**PROBLEM DETAILS:**
Would you quote the material below in full and unchanged?
SUPPLIED DATA start
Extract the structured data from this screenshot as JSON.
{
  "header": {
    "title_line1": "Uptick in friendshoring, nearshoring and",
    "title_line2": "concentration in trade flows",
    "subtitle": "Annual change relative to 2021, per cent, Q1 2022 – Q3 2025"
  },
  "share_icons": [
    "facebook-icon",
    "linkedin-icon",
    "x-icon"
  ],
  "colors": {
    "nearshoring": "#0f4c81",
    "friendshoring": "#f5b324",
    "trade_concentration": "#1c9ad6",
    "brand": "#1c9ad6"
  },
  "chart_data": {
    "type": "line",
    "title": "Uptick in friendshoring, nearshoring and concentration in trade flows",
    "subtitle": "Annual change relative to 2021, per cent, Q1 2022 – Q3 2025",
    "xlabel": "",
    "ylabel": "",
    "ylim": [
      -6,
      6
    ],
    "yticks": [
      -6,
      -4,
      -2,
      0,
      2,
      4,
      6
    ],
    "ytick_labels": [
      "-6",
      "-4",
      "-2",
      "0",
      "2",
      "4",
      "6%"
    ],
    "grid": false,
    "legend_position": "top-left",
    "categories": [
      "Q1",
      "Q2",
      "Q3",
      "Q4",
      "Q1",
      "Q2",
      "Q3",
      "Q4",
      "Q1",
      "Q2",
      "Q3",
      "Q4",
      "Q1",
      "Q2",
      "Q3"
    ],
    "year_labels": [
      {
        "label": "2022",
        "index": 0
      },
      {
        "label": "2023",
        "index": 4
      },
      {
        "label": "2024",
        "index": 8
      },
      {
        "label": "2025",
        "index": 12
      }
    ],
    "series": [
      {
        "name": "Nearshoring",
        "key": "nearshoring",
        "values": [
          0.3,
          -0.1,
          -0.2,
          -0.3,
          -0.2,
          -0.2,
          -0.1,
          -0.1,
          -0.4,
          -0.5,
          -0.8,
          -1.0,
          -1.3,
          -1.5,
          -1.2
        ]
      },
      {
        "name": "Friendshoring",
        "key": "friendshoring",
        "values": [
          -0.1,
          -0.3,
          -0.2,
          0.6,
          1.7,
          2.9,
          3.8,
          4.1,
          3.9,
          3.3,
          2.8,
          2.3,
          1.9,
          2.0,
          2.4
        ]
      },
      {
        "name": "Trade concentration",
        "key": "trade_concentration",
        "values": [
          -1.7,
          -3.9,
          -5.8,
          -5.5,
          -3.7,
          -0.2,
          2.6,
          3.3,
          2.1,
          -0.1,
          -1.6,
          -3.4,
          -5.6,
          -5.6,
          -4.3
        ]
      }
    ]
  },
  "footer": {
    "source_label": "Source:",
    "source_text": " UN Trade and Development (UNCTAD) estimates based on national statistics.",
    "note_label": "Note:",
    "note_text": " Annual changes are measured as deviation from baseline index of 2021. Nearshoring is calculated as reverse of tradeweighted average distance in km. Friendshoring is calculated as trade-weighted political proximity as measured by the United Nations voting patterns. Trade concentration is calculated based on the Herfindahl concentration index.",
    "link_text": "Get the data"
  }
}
SUPPLIED DATA end
**FINAL ANSWER:**
Extract the structured data from this screenshot as JSON.
{
  "header": {
    "title_line1": "Uptick in friendshoring, nearshoring and",
    "title_line2": "concentration in trade flows",
    "subtitle": "Annual change relative to 2021, per cent, Q1 2022 – Q3 2025"
  },
  "share_icons": [
    "facebook-icon",
    "linkedin-icon",
    "x-icon"
  ],
  "colors": {
    "nearshoring": "#0f4c81",
    "friendshoring": "#f5b324",
    "trade_concentration": "#1c9ad6",
    "brand": "#1c9ad6"
  },
  "chart_data": {
    "type": "line",
    "title": "Uptick in friendshoring, nearshoring and concentration in trade flows",
    "subtitle": "Annual change relative to 2021, per cent, Q1 2022 – Q3 2025",
    "xlabel": "",
    "ylabel": "",
    "ylim": [
      -6,
      6
    ],
    "yticks": [
      -6,
      -4,
      -2,
      0,
      2,
      4,
      6
    ],
    "ytick_labels": [
      "-6",
      "-4",
      "-2",
      "0",
      "2",
      "4",
      "6%"
    ],
    "grid": false,
    "legend_position": "top-left",
    "categories": [
      "Q1",
      "Q2",
      "Q3",
      "Q4",
      "Q1",
      "Q2",
      "Q3",
      "Q4",
      "Q1",
      "Q2",
      "Q3",
      "Q4",
      "Q1",
      "Q2",
      "Q3"
    ],
    "year_labels": [
      {
        "label": "2022",
        "index": 0
      },
      {
        "label": "2023",
        "index": 4
      },
      {
        "label": "2024",
        "index": 8
      },
      {
        "label": "2025",
        "index": 12
      }
    ],
    "series": [
      {
        "name": "Nearshoring",
        "key": "nearshoring",
        "values": [
          0.3,
          -0.1,
          -0.2,
          -0.3,
          -0.2,
          -0.2,
          -0.1,
          -0.1,
          -0.4,
          -0.5,
          -0.8,
          -1.0,
          -1.3,
          -1.5,
          -1.2
        ]
      },
      {
        "name": "Friendshoring",
        "key": "friendshoring",
        "values": [
          -0.1,
          -0.3,
          -0.2,
          0.6,
          1.7,
          2.9,
          3.8,
          4.1,
          3.9,
          3.3,
          2.8,
          2.3,
          1.9,
          2.0,
          2.4
        ]
      },
      {
        "name": "Trade concentration",
        "key": "trade_concentration",
        "values": [
          -1.7,
          -3.9,
          -5.8,
          -5.5,
          -3.7,
          -0.2,
          2.6,
          3.3,
          2.1,
          -0.1,
          -1.6,
          -3.4,
          -5.6,
          -5.6,
          -4.3
        ]
      }
    ]
  },
  "footer": {
    "source_label": "Source:",
    "source_text": " UN Trade and Development (UNCTAD) estimates based on national statistics.",
    "note_label": "Note:",
    "note_text": " Annual changes are measured as deviation from baseline index of 2021. Nearshoring is calculated as reverse of tradeweighted average distance in km. Friendshoring is calculated as trade-weighted political proximity as measured by the United Nations voting patterns. Trade concentration is calculated based on the Herfindahl concentration index.",
    "link_text": "Get the data"
  }
}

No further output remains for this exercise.